[Data supplied]

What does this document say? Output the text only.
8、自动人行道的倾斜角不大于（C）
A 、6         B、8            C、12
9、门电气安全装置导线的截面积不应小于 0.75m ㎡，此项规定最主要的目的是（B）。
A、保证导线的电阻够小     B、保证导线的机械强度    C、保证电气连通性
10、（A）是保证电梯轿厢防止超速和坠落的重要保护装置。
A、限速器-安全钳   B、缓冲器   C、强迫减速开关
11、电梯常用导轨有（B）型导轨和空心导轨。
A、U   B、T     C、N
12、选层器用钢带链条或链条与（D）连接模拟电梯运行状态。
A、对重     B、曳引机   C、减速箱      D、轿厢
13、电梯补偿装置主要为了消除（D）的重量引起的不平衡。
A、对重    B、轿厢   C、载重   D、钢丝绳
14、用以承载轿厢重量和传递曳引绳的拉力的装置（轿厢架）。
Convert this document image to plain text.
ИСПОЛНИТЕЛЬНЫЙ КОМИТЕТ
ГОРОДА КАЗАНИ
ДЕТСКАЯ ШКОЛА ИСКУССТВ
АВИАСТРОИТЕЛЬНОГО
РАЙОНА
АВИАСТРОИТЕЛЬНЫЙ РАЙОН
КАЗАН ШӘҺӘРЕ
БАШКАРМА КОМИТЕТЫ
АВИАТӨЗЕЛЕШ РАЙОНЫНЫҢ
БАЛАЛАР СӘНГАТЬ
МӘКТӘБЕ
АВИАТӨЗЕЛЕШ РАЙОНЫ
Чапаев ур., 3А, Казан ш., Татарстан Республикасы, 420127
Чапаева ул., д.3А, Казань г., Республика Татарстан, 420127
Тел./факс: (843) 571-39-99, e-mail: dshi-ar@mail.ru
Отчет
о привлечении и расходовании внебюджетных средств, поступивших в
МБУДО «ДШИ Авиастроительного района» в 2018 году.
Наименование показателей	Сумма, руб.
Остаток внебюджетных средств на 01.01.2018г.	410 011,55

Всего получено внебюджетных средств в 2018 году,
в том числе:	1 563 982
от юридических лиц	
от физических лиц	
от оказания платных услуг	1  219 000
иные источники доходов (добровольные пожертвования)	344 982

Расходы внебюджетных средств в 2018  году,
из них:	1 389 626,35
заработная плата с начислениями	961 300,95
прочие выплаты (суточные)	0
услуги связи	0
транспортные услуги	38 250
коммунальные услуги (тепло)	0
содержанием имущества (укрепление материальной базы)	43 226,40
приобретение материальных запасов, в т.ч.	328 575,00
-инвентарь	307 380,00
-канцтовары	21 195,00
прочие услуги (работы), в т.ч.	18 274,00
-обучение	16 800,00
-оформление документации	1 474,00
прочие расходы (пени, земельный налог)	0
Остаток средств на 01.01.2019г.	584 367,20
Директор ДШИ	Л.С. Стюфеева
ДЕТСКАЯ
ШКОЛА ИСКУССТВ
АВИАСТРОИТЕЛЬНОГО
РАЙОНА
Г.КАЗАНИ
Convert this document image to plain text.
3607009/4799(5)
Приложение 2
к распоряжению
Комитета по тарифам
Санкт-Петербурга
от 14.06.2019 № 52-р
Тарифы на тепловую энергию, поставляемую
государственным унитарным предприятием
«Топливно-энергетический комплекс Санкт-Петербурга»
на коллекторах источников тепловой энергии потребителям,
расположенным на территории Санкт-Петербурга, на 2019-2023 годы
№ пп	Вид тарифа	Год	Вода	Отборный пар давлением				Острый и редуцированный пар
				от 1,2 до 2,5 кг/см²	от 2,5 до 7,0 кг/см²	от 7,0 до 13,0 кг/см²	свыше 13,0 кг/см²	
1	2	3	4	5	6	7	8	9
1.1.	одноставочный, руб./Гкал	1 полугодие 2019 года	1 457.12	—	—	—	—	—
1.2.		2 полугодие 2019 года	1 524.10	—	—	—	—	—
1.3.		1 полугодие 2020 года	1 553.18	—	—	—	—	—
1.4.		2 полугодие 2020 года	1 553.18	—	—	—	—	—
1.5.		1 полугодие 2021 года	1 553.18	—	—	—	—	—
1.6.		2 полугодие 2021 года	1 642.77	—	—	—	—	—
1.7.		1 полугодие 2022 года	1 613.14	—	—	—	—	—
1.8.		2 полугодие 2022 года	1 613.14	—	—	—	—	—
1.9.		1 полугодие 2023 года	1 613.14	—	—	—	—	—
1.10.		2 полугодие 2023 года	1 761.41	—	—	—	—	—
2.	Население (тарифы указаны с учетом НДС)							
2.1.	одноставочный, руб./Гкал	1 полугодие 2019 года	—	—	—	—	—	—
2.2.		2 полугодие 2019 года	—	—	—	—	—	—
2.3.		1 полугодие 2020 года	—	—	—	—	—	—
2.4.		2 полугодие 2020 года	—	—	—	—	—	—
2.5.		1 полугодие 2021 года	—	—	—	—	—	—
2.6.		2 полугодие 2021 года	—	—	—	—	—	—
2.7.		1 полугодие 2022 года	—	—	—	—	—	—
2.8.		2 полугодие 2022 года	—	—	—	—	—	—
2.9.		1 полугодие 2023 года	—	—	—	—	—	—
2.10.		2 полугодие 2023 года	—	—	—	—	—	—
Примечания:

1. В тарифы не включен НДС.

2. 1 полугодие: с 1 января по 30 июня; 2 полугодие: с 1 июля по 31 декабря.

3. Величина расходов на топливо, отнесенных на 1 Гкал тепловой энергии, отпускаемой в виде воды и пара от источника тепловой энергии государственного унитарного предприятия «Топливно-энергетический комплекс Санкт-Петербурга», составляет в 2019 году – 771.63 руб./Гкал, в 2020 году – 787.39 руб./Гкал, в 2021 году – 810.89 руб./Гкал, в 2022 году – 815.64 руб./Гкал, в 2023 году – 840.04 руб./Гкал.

[Exercise] Restate the listing in full, word for word.

[Response to this task]
What does this document say? Output the text only.
8、自动人行道的倾斜角不大于（C）
A 、6         B、8            C、12
9、门电气安全装置导线的截面积不应小于 0.75m ㎡，此项规定最主要的目的是（B）。
A、保证导线的电阻够小     B、保证导线的机械强度    C、保证电气连通性
10、（A）是保证电梯轿厢防止超速和坠落的重要保护装置。
A、限速器-安全钳   B、缓冲器   C、强迫减速开关
11、电梯常用导轨有（B）型导轨和空心导轨。
A、U   B、T     C、N
12、选层器用钢带链条或链条与（D）连接模拟电梯运行状态。
A、对重     B、曳引机   C、减速箱      D、轿厢
13、电梯补偿装置主要为了消除（D）的重量引起的不平衡。
A、对重    B、轿厢   C、载重   D、钢丝绳
14、用以承载轿厢重量和传递曳引绳的拉力的装置（轿厢架）。
Convert this document image to plain text.
ИСПОЛНИТЕЛЬНЫЙ КОМИТЕТ
ГОРОДА КАЗАНИ
ДЕТСКАЯ ШКОЛА ИСКУССТВ
АВИАСТРОИТЕЛЬНОГО
РАЙОНА
АВИАСТРОИТЕЛЬНЫЙ РАЙОН
КАЗАН ШӘҺӘРЕ
БАШКАРМА КОМИТЕТЫ
АВИАТӨЗЕЛЕШ РАЙОНЫНЫҢ
БАЛАЛАР СӘНГАТЬ
МӘКТӘБЕ
АВИАТӨЗЕЛЕШ РАЙОНЫ
Чапаев ур., 3А, Казан ш., Татарстан Республикасы, 420127
Чапаева ул., д.3А, Казань г., Республика Татарстан, 420127
Тел./факс: (843) 571-39-99, e-mail: dshi-ar@mail.ru
Отчет
о привлечении и расходовании внебюджетных средств, поступивших в
МБУДО «ДШИ Авиастроительного района» в 2018 году.
Наименование показателей	Сумма, руб.
Остаток внебюджетных средств на 01.01.2018г.	410 011,55

Всего получено внебюджетных средств в 2018 году,
в том числе:	1 563 982
от юридических лиц	
от физических лиц	
от оказания платных услуг	1  219 000
иные источники доходов (добровольные пожертвования)	344 982

Расходы внебюджетных средств в 2018  году,
из них:	1 389 626,35
заработная плата с начислениями	961 300,95
прочие выплаты (суточные)	0
услуги связи	0
транспортные услуги	38 250
коммунальные услуги (тепло)	0
содержанием имущества (укрепление материальной базы)	43 226,40
приобретение материальных запасов, в т.ч.	328 575,00
-инвентарь	307 380,00
-канцтовары	21 195,00
прочие услуги (работы), в т.ч.	18 274,00
-обучение	16 800,00
-оформление документации	1 474,00
прочие расходы (пени, земельный налог)	0
Остаток средств на 01.01.2019г.	584 367,20
Директор ДШИ	Л.С. Стюфеева
ДЕТСКАЯ
ШКОЛА ИСКУССТВ
АВИАСТРОИТЕЛЬНОГО
РАЙОНА
Г.КАЗАНИ
Convert this document image to plain text.
3607009/4799(5)
Приложение 2
к распоряжению
Комитета по тарифам
Санкт-Петербурга
от 14.06.2019 № 52-р
Тарифы на тепловую энергию, поставляемую
государственным унитарным предприятием
«Топливно-энергетический комплекс Санкт-Петербурга»
на коллекторах источников тепловой энергии потребителям,
расположенным на территории Санкт-Петербурга, на 2019-2023 годы
№ пп	Вид тарифа	Год	Вода	Отборный пар давлением				Острый и редуцированный пар
				от 1,2 до 2,5 кг/см²	от 2,5 до 7,0 кг/см²	от 7,0 до 13,0 кг/см²	свыше 13,0 кг/см²	
1	2	3	4	5	6	7	8	9
1.1.	одноставочный, руб./Гкал	1 полугодие 2019 года	1 457.12	—	—	—	—	—
1.2.		2 полугодие 2019 года	1 524.10	—	—	—	—	—
1.3.		1 полугодие 2020 года	1 553.18	—	—	—	—	—
1.4.		2 полугодие 2020 года	1 553.18	—	—	—	—	—
1.5.		1 полугодие 2021 года	1 553.18	—	—	—	—	—
1.6.		2 полугодие 2021 года	1 642.77	—	—	—	—	—
1.7.		1 полугодие 2022 года	1 613.14	—	—	—	—	—
1.8.		2 полугодие 2022 года	1 613.14	—	—	—	—	—
1.9.		1 полугодие 2023 года	1 613.14	—	—	—	—	—
1.10.		2 полугодие 2023 года	1 761.41	—	—	—	—	—
2.	Население (тарифы указаны с учетом НДС)							
2.1.	одноставочный, руб./Гкал	1 полугодие 2019 года	—	—	—	—	—	—
2.2.		2 полугодие 2019 года	—	—	—	—	—	—
2.3.		1 полугодие 2020 года	—	—	—	—	—	—
2.4.		2 полугодие 2020 года	—	—	—	—	—	—
2.5.		1 полугодие 2021 года	—	—	—	—	—	—
2.6.		2 полугодие 2021 года	—	—	—	—	—	—
2.7.		1 полугодие 2022 года	—	—	—	—	—	—
2.8.		2 полугодие 2022 года	—	—	—	—	—	—
2.9.		1 полугодие 2023 года	—	—	—	—	—	—
2.10.		2 полугодие 2023 года	—	—	—	—	—	—
Примечания:

1. В тарифы не включен НДС.

2. 1 полугодие: с 1 января по 30 июня; 2 полугодие: с 1 июля по 31 декабря.

3. Величина расходов на топливо, отнесенных на 1 Гкал тепловой энергии, отпускаемой в виде воды и пара от источника тепловой энергии государственного унитарного предприятия «Топливно-энергетический комплекс Санкт-Петербурга», составляет в 2019 году – 771.63 руб./Гкал, в 2020 году – 787.39 руб./Гкал, в 2021 году – 810.89 руб./Гкал, в 2022 году – 815.64 руб./Гкал, в 2023 году – 840.04 руб./Гкал.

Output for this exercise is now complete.